* [Provided data]
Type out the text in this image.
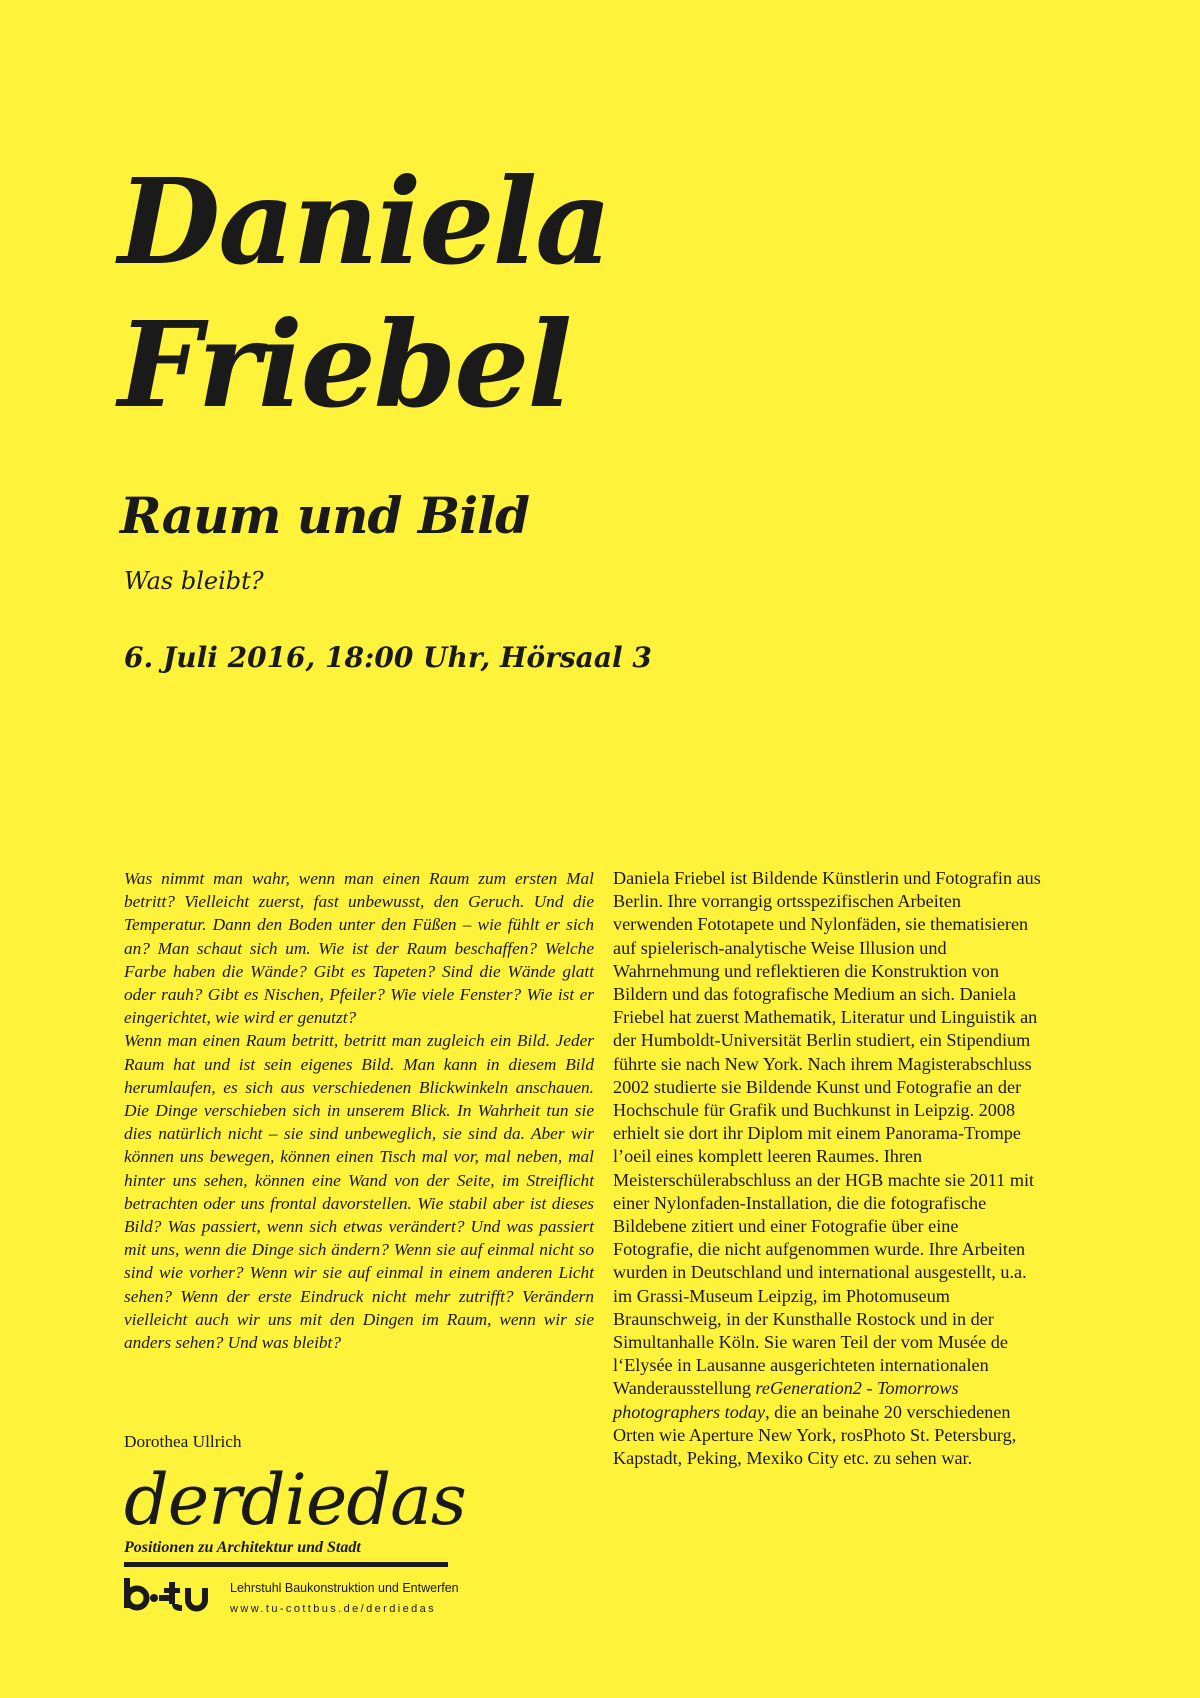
Daniela
Friebel
Raum und Bild

Was bleibt?

6. Juli 2016, 18:00 Uhr, Hörsaal 3

Was nimmt man wahr, wenn man einen Raum zum ersten Mal betritt? Vielleicht zuerst, fast unbewusst, den Geruch. Und die Temperatur. Dann den Boden unter den Füßen – wie fühlt er sich an? Man schaut sich um. Wie ist der Raum beschaffen? Welche Farbe haben die Wände? Gibt es Tapeten? Sind die Wände glatt oder rauh? Gibt es Nischen, Pfeiler? Wie viele Fenster? Wie ist er eingerichtet, wie wird er genutzt?

Wenn man einen Raum betritt, betritt man zugleich ein Bild. Jeder Raum hat und ist sein eigenes Bild. Man kann in diesem Bild herumlaufen, es sich aus verschiedenen Blickwinkeln anschauen. Die Dinge verschieben sich in unserem Blick. In Wahrheit tun sie dies natürlich nicht – sie sind unbeweglich, sie sind da. Aber wir können uns bewegen, können einen Tisch mal vor, mal neben, mal hinter uns sehen, können eine Wand von der Seite, im Streiflicht betrachten oder uns frontal davorstellen. Wie stabil aber ist dieses Bild? Was passiert, wenn sich etwas verändert? Und was passiert mit uns, wenn die Dinge sich ändern? Wenn sie auf einmal nicht so sind wie vorher? Wenn wir sie auf einmal in einem anderen Licht sehen? Wenn der erste Eindruck nicht mehr zutrifft? Verändern vielleicht auch wir uns mit den Dingen im Raum, wenn wir sie anders sehen? Und was bleibt?

Dorothea Ullrich

Daniela Friebel ist Bildende Künstlerin und Fotografin aus Berlin. Ihre vorrangig ortsspezifischen Arbeiten verwenden Fototapete und Nylonfäden, sie thematisieren auf spielerisch-analytische Weise Illusion und Wahrnehmung und reflektieren die Konstruktion von Bildern und das fotografische Medium an sich. Daniela Friebel hat zuerst Mathematik, Literatur und Linguistik an der Humboldt-Universität Berlin studiert, ein Stipendium führte sie nach New York. Nach ihrem Magisterabschluss 2002 studierte sie Bildende Kunst und Fotografie an der Hochschule für Grafik und Buchkunst in Leipzig. 2008 erhielt sie dort ihr Diplom mit einem Panorama-Trompe l’oeil eines komplett leeren Raumes. Ihren Meisterschülerabschluss an der HGB machte sie 2011 mit einer Nylonfaden-Installation, die die fotografische Bildebene zitiert und einer Fotografie über eine Fotografie, die nicht aufgenommen wurde. Ihre Arbeiten wurden in Deutschland und international ausgestellt, u.a. im Grassi-Museum Leipzig, im Photomuseum Braunschweig, in der Kunsthalle Rostock und in der Simultanhalle Köln. Sie waren Teil der vom Musée de l‘Elysée in Lausanne ausgerichteten internationalen Wanderausstellung reGeneration2 - Tomorrows photographers today, die an beinahe 20 verschiedenen Orten wie Aperture New York, rosPhoto St. Petersburg, Kapstadt, Peking, Mexiko City etc. zu sehen war.

derdiedas
Positionen zu Architektur und Stadt
Lehrstuhl Baukonstruktion und Entwerfen
www.tu-cottbus.de/derdiedas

* [Problem description] Everything in the data except the pictures needs to be written out exactly.

* [Exercise output]
Type out the text in this image.
Daniela
Friebel
Raum und Bild

Was bleibt?

6. Juli 2016, 18:00 Uhr, Hörsaal 3

Was nimmt man wahr, wenn man einen Raum zum ersten Mal betritt? Vielleicht zuerst, fast unbewusst, den Geruch. Und die Temperatur. Dann den Boden unter den Füßen – wie fühlt er sich an? Man schaut sich um. Wie ist der Raum beschaffen? Welche Farbe haben die Wände? Gibt es Tapeten? Sind die Wände glatt oder rauh? Gibt es Nischen, Pfeiler? Wie viele Fenster? Wie ist er eingerichtet, wie wird er genutzt?

Wenn man einen Raum betritt, betritt man zugleich ein Bild. Jeder Raum hat und ist sein eigenes Bild. Man kann in diesem Bild herumlaufen, es sich aus verschiedenen Blickwinkeln anschauen. Die Dinge verschieben sich in unserem Blick. In Wahrheit tun sie dies natürlich nicht – sie sind unbeweglich, sie sind da. Aber wir können uns bewegen, können einen Tisch mal vor, mal neben, mal hinter uns sehen, können eine Wand von der Seite, im Streiflicht betrachten oder uns frontal davorstellen. Wie stabil aber ist dieses Bild? Was passiert, wenn sich etwas verändert? Und was passiert mit uns, wenn die Dinge sich ändern? Wenn sie auf einmal nicht so sind wie vorher? Wenn wir sie auf einmal in einem anderen Licht sehen? Wenn der erste Eindruck nicht mehr zutrifft? Verändern vielleicht auch wir uns mit den Dingen im Raum, wenn wir sie anders sehen? Und was bleibt?

Dorothea Ullrich

Daniela Friebel ist Bildende Künstlerin und Fotografin aus Berlin. Ihre vorrangig ortsspezifischen Arbeiten verwenden Fototapete und Nylonfäden, sie thematisieren auf spielerisch-analytische Weise Illusion und Wahrnehmung und reflektieren die Konstruktion von Bildern und das fotografische Medium an sich. Daniela Friebel hat zuerst Mathematik, Literatur und Linguistik an der Humboldt-Universität Berlin studiert, ein Stipendium führte sie nach New York. Nach ihrem Magisterabschluss 2002 studierte sie Bildende Kunst und Fotografie an der Hochschule für Grafik und Buchkunst in Leipzig. 2008 erhielt sie dort ihr Diplom mit einem Panorama-Trompe l’oeil eines komplett leeren Raumes. Ihren Meisterschülerabschluss an der HGB machte sie 2011 mit einer Nylonfaden-Installation, die die fotografische Bildebene zitiert und einer Fotografie über eine Fotografie, die nicht aufgenommen wurde. Ihre Arbeiten wurden in Deutschland und international ausgestellt, u.a. im Grassi-Museum Leipzig, im Photomuseum Braunschweig, in der Kunsthalle Rostock und in der Simultanhalle Köln. Sie waren Teil der vom Musée de l‘Elysée in Lausanne ausgerichteten internationalen Wanderausstellung reGeneration2 - Tomorrows photographers today, die an beinahe 20 verschiedenen Orten wie Aperture New York, rosPhoto St. Petersburg, Kapstadt, Peking, Mexiko City etc. zu sehen war.

derdiedas
Positionen zu Architektur und Stadt
Lehrstuhl Baukonstruktion und Entwerfen
www.tu-cottbus.de/derdiedas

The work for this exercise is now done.